Dataset items
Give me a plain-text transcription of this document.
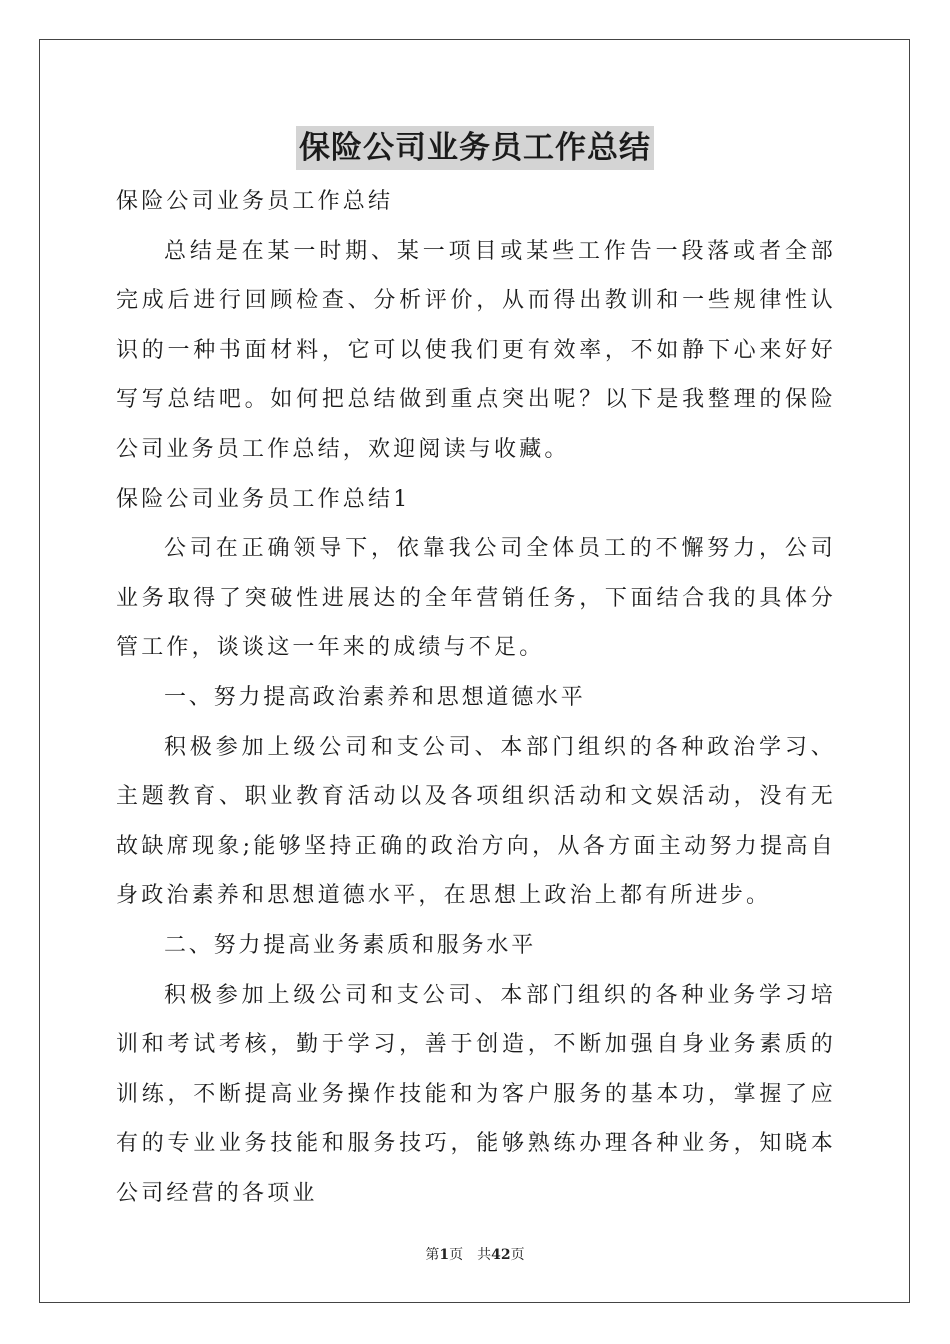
保险公司业务员工作总结

保险公司业务员工作总结

总结是在某一时期、某一项目或某些工作告一段落或者全部完成后进行回顾检查、分析评价，从而得出教训和一些规律性认识的一种书面材料，它可以使我们更有效率，不如静下心来好好写写总结吧。如何把总结做到重点突出呢？以下是我整理的保险公司业务员工作总结，欢迎阅读与收藏。

保险公司业务员工作总结1

公司在正确领导下，依靠我公司全体员工的不懈努力，公司业务取得了突破性进展达的全年营销任务，下面结合我的具体分管工作，谈谈这一年来的成绩与不足。

一、努力提高政治素养和思想道德水平

积极参加上级公司和支公司、本部门组织的各种政治学习、主题教育、职业教育活动以及各项组织活动和文娱活动，没有无故缺席现象;能够坚持正确的政治方向，从各方面主动努力提高自身政治素养和思想道德水平，在思想上政治上都有所进步。

二、努力提高业务素质和服务水平

积极参加上级公司和支公司、本部门组织的各种业务学习培训和考试考核，勤于学习，善于创造，不断加强自身业务素质的训练，不断提高业务操作技能和为客户服务的基本功，掌握了应有的专业业务技能和服务技巧，能够熟练办理各种业务，知晓本公司经营的各项业

第1页 共42页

- WORK INSTRUCTIONS: Set down the records in full and exactly. Do not carry over any image.

- RESULT OF THIS EXERCISE:
Give me a plain-text transcription of this document.
保险公司业务员工作总结

保险公司业务员工作总结

总结是在某一时期、某一项目或某些工作告一段落或者全部完成后进行回顾检查、分析评价，从而得出教训和一些规律性认识的一种书面材料，它可以使我们更有效率，不如静下心来好好写写总结吧。如何把总结做到重点突出呢？以下是我整理的保险公司业务员工作总结，欢迎阅读与收藏。

保险公司业务员工作总结1

公司在正确领导下，依靠我公司全体员工的不懈努力，公司业务取得了突破性进展达的全年营销任务，下面结合我的具体分管工作，谈谈这一年来的成绩与不足。

一、努力提高政治素养和思想道德水平

积极参加上级公司和支公司、本部门组织的各种政治学习、主题教育、职业教育活动以及各项组织活动和文娱活动，没有无故缺席现象;能够坚持正确的政治方向，从各方面主动努力提高自身政治素养和思想道德水平，在思想上政治上都有所进步。

二、努力提高业务素质和服务水平

积极参加上级公司和支公司、本部门组织的各种业务学习培训和考试考核，勤于学习，善于创造，不断加强自身业务素质的训练，不断提高业务操作技能和为客户服务的基本功，掌握了应有的专业业务技能和服务技巧，能够熟练办理各种业务，知晓本公司经营的各项业

第1页 共42页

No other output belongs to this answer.